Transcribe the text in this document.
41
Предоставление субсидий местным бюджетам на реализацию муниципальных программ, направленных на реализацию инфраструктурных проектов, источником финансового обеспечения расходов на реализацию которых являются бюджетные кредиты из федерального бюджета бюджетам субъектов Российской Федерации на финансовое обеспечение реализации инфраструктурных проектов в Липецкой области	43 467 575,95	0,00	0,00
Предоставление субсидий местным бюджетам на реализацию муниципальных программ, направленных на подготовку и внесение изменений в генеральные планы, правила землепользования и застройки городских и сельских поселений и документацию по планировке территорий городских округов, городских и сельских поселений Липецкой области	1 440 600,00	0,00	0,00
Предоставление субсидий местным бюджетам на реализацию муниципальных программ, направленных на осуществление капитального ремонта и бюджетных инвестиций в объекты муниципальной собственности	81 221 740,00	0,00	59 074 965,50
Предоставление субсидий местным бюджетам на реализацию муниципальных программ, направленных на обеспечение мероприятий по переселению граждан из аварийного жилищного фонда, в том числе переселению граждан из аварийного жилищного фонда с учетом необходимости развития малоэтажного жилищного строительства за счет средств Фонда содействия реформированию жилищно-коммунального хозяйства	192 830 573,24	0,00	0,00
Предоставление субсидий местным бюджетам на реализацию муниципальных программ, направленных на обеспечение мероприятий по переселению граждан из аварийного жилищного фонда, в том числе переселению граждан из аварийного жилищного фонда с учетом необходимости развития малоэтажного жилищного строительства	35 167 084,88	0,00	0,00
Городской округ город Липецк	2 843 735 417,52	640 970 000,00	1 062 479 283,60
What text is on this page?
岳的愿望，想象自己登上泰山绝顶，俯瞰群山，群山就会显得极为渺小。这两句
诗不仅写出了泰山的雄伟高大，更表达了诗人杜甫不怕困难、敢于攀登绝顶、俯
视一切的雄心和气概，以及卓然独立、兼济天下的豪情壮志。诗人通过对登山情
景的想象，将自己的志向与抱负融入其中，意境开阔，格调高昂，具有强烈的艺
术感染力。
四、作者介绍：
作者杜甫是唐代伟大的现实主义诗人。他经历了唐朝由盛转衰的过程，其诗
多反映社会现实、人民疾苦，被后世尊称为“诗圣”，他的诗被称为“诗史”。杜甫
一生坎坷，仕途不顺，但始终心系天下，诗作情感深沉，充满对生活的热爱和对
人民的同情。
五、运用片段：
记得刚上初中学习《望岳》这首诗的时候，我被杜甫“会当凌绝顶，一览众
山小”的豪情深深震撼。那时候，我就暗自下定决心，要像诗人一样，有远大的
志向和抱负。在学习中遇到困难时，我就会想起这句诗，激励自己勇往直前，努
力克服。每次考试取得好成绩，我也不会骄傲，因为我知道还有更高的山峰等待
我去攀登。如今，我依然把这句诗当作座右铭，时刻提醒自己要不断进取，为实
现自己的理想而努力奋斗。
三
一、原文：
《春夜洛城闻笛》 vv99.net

REQUIREMENT =>
Check each line of these records for the string "области" and state only how many lines have it.

SOLUTION FOR THIS TASK =>
2